§ EXERCISE DESCRIPTION: Return all the entries exactly, keeping pictures out.

>> begin DATA LISTING

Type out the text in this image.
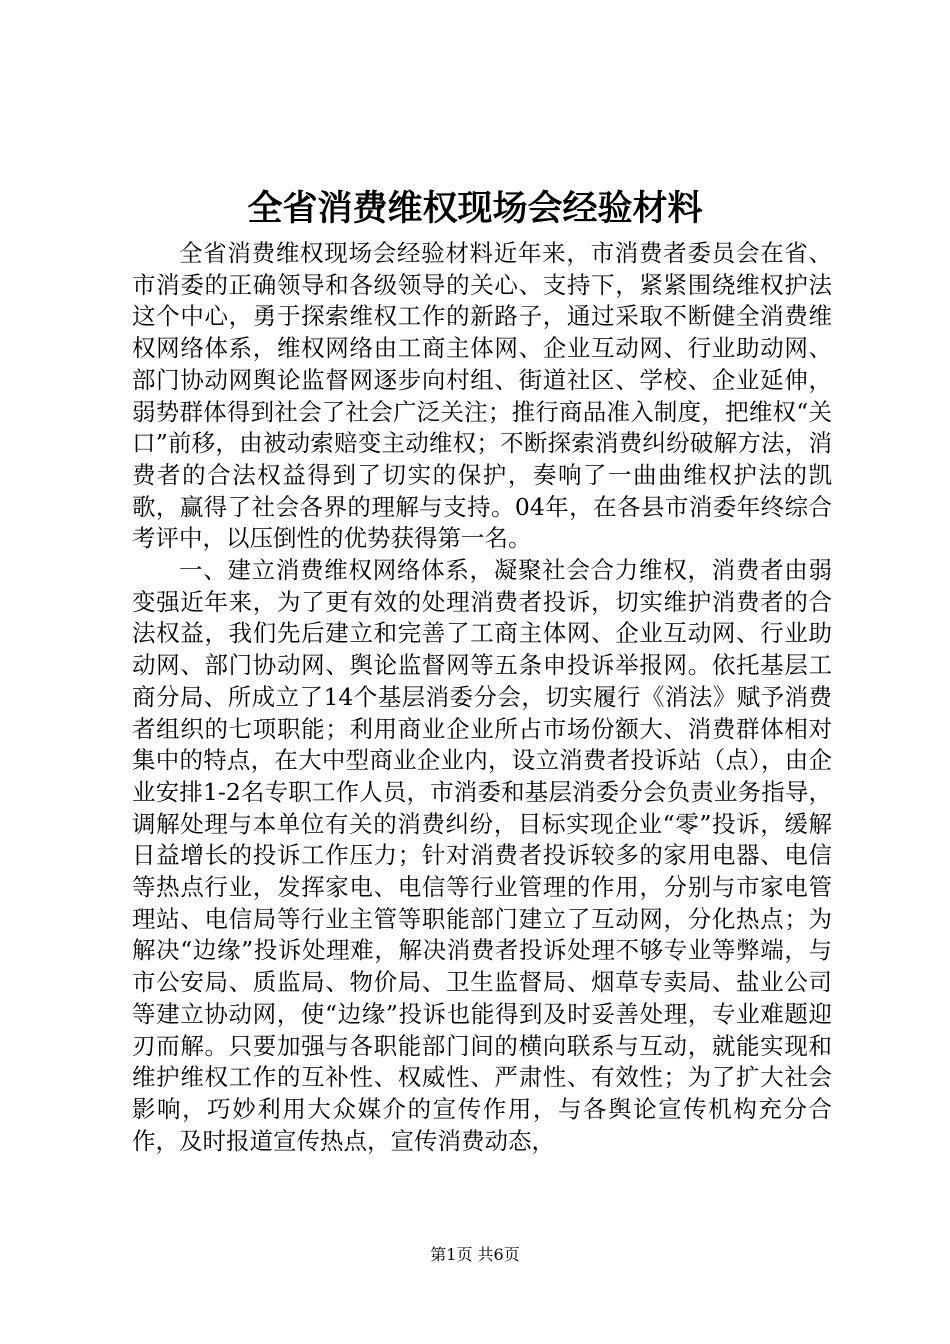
全省消费维权现场会经验材料

全省消费维权现场会经验材料近年来，市消费者委员会在省、市消委的正确领导和各级领导的关心、支持下，紧紧围绕维权护法这个中心，勇于探索维权工作的新路子，通过采取不断健全消费维权网络体系，维权网络由工商主体网、企业互动网、行业助动网、部门协动网舆论监督网逐步向村组、街道社区、学校、企业延伸，弱势群体得到社会了社会广泛关注；推行商品准入制度，把维权“关口”前移，由被动索赔变主动维权；不断探索消费纠纷破解方法，消费者的合法权益得到了切实的保护，奏响了一曲曲维权护法的凯歌，赢得了社会各界的理解与支持。04年，在各县市消委年终综合考评中，以压倒性的优势获得第一名。

一、建立消费维权网络体系，凝聚社会合力维权，消费者由弱变强近年来，为了更有效的处理消费者投诉，切实维护消费者的合法权益，我们先后建立和完善了工商主体网、企业互动网、行业助动网、部门协动网、舆论监督网等五条申投诉举报网。依托基层工商分局、所成立了14个基层消委分会，切实履行《消法》赋予消费者组织的七项职能；利用商业企业所占市场份额大、消费群体相对集中的特点，在大中型商业企业内，设立消费者投诉站（点），由企业安排1-2名专职工作人员，市消委和基层消委分会负责业务指导，调解处理与本单位有关的消费纠纷，目标实现企业“零”投诉，缓解日益增长的投诉工作压力；针对消费者投诉较多的家用电器、电信等热点行业，发挥家电、电信等行业管理的作用，分别与市家电管理站、电信局等行业主管等职能部门建立了互动网，分化热点；为解决“边缘”投诉处理难，解决消费者投诉处理不够专业等弊端，与市公安局、质监局、物价局、卫生监督局、烟草专卖局、盐业公司等建立协动网，使“边缘”投诉也能得到及时妥善处理，专业难题迎刃而解。只要加强与各职能部门间的横向联系与互动，就能实现和维护维权工作的互补性、权威性、严肃性、有效性；为了扩大社会影响，巧妙利用大众媒介的宣传作用，与各舆论宣传机构充分合作，及时报道宣传热点，宣传消费动态，

第1页 共6页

>> end DATA LISTING

§ WRITTEN SOLUTION:
Type out the text in this image.
全省消费维权现场会经验材料

全省消费维权现场会经验材料近年来，市消费者委员会在省、市消委的正确领导和各级领导的关心、支持下，紧紧围绕维权护法这个中心，勇于探索维权工作的新路子，通过采取不断健全消费维权网络体系，维权网络由工商主体网、企业互动网、行业助动网、部门协动网舆论监督网逐步向村组、街道社区、学校、企业延伸，弱势群体得到社会了社会广泛关注；推行商品准入制度，把维权“关口”前移，由被动索赔变主动维权；不断探索消费纠纷破解方法，消费者的合法权益得到了切实的保护，奏响了一曲曲维权护法的凯歌，赢得了社会各界的理解与支持。04年，在各县市消委年终综合考评中，以压倒性的优势获得第一名。

一、建立消费维权网络体系，凝聚社会合力维权，消费者由弱变强近年来，为了更有效的处理消费者投诉，切实维护消费者的合法权益，我们先后建立和完善了工商主体网、企业互动网、行业助动网、部门协动网、舆论监督网等五条申投诉举报网。依托基层工商分局、所成立了14个基层消委分会，切实履行《消法》赋予消费者组织的七项职能；利用商业企业所占市场份额大、消费群体相对集中的特点，在大中型商业企业内，设立消费者投诉站（点），由企业安排1-2名专职工作人员，市消委和基层消委分会负责业务指导，调解处理与本单位有关的消费纠纷，目标实现企业“零”投诉，缓解日益增长的投诉工作压力；针对消费者投诉较多的家用电器、电信等热点行业，发挥家电、电信等行业管理的作用，分别与市家电管理站、电信局等行业主管等职能部门建立了互动网，分化热点；为解决“边缘”投诉处理难，解决消费者投诉处理不够专业等弊端，与市公安局、质监局、物价局、卫生监督局、烟草专卖局、盐业公司等建立协动网，使“边缘”投诉也能得到及时妥善处理，专业难题迎刃而解。只要加强与各职能部门间的横向联系与互动，就能实现和维护维权工作的互补性、权威性、严肃性、有效性；为了扩大社会影响，巧妙利用大众媒介的宣传作用，与各舆论宣传机构充分合作，及时报道宣传热点，宣传消费动态，

第1页 共6页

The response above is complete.